# [The data]
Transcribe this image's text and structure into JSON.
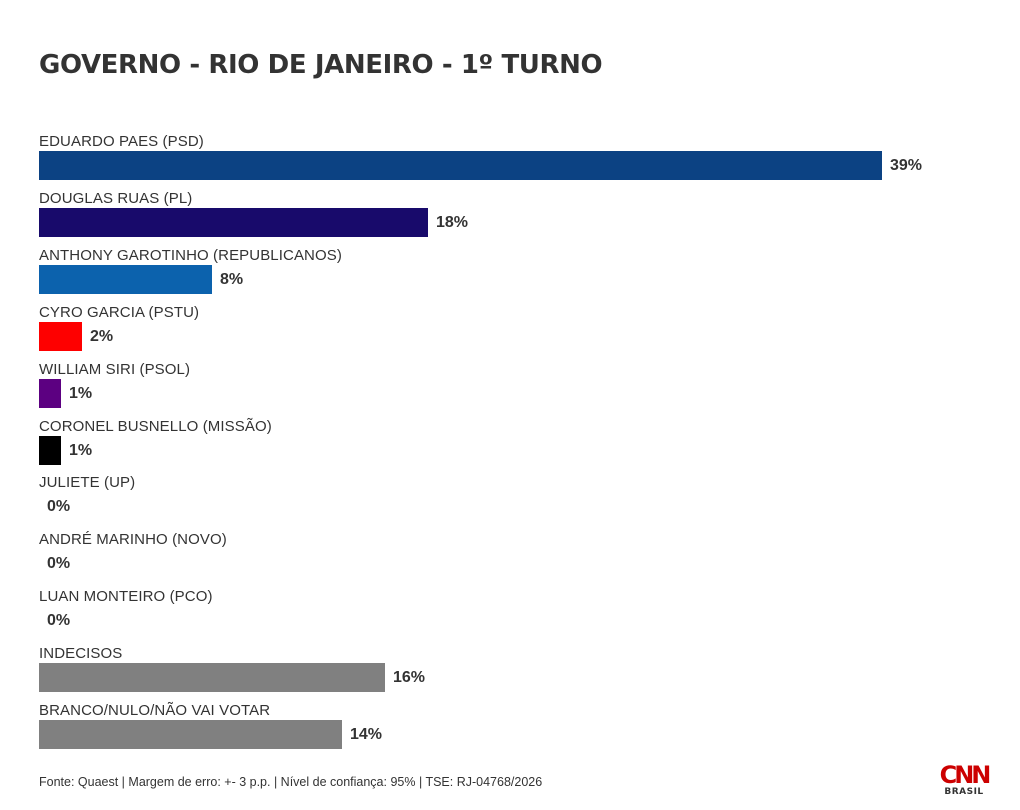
{
  "chart_data": {
    "type": "bar",
    "orientation": "horizontal",
    "title": "GOVERNO - RIO DE JANEIRO - 1º TURNO",
    "categories": [
      "EDUARDO PAES (PSD)",
      "DOUGLAS RUAS (PL)",
      "ANTHONY GAROTINHO (REPUBLICANOS)",
      "CYRO GARCIA (PSTU)",
      "WILLIAM SIRI (PSOL)",
      "CORONEL BUSNELLO (MISSÃO)",
      "JULIETE (UP)",
      "ANDRÉ MARINHO (NOVO)",
      "LUAN MONTEIRO (PCO)",
      "INDECISOS",
      "BRANCO/NULO/NÃO VAI VOTAR"
    ],
    "values": [
      39,
      18,
      8,
      2,
      1,
      1,
      0,
      0,
      0,
      16,
      14
    ],
    "value_labels": [
      "39%",
      "18%",
      "8%",
      "2%",
      "1%",
      "1%",
      "0%",
      "0%",
      "0%",
      "16%",
      "14%"
    ],
    "colors": [
      "#0c4283",
      "#180a6b",
      "#0c62ad",
      "#fe0000",
      "#5c0081",
      "#000000",
      "#808080",
      "#808080",
      "#808080",
      "#808080",
      "#808080"
    ],
    "xlim": [
      0,
      39
    ],
    "grid": false,
    "legend": "none",
    "footnote": "Fonte: Quaest | Margem de erro: +- 3 p.p. | Nível de confiança: 95% | TSE: RJ-04768/2026"
  },
  "brand": {
    "logo_text": "CNN",
    "logo_subtext": "BRASIL",
    "logo_color": "#cc0000"
  }
}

# [Job]
Pictures appear in the records above. Output everything except them, exactly.

# [Full response]
Transcribe this image's text and structure into JSON.
{
  "chart_data": {
    "type": "bar",
    "orientation": "horizontal",
    "title": "GOVERNO - RIO DE JANEIRO - 1º TURNO",
    "categories": [
      "EDUARDO PAES (PSD)",
      "DOUGLAS RUAS (PL)",
      "ANTHONY GAROTINHO (REPUBLICANOS)",
      "CYRO GARCIA (PSTU)",
      "WILLIAM SIRI (PSOL)",
      "CORONEL BUSNELLO (MISSÃO)",
      "JULIETE (UP)",
      "ANDRÉ MARINHO (NOVO)",
      "LUAN MONTEIRO (PCO)",
      "INDECISOS",
      "BRANCO/NULO/NÃO VAI VOTAR"
    ],
    "values": [
      39,
      18,
      8,
      2,
      1,
      1,
      0,
      0,
      0,
      16,
      14
    ],
    "value_labels": [
      "39%",
      "18%",
      "8%",
      "2%",
      "1%",
      "1%",
      "0%",
      "0%",
      "0%",
      "16%",
      "14%"
    ],
    "colors": [
      "#0c4283",
      "#180a6b",
      "#0c62ad",
      "#fe0000",
      "#5c0081",
      "#000000",
      "#808080",
      "#808080",
      "#808080",
      "#808080",
      "#808080"
    ],
    "xlim": [
      0,
      39
    ],
    "grid": false,
    "legend": "none",
    "footnote": "Fonte: Quaest | Margem de erro: +- 3 p.p. | Nível de confiança: 95% | TSE: RJ-04768/2026"
  },
  "brand": {
    "logo_text": "CNN",
    "logo_subtext": "BRASIL",
    "logo_color": "#cc0000"
  }
}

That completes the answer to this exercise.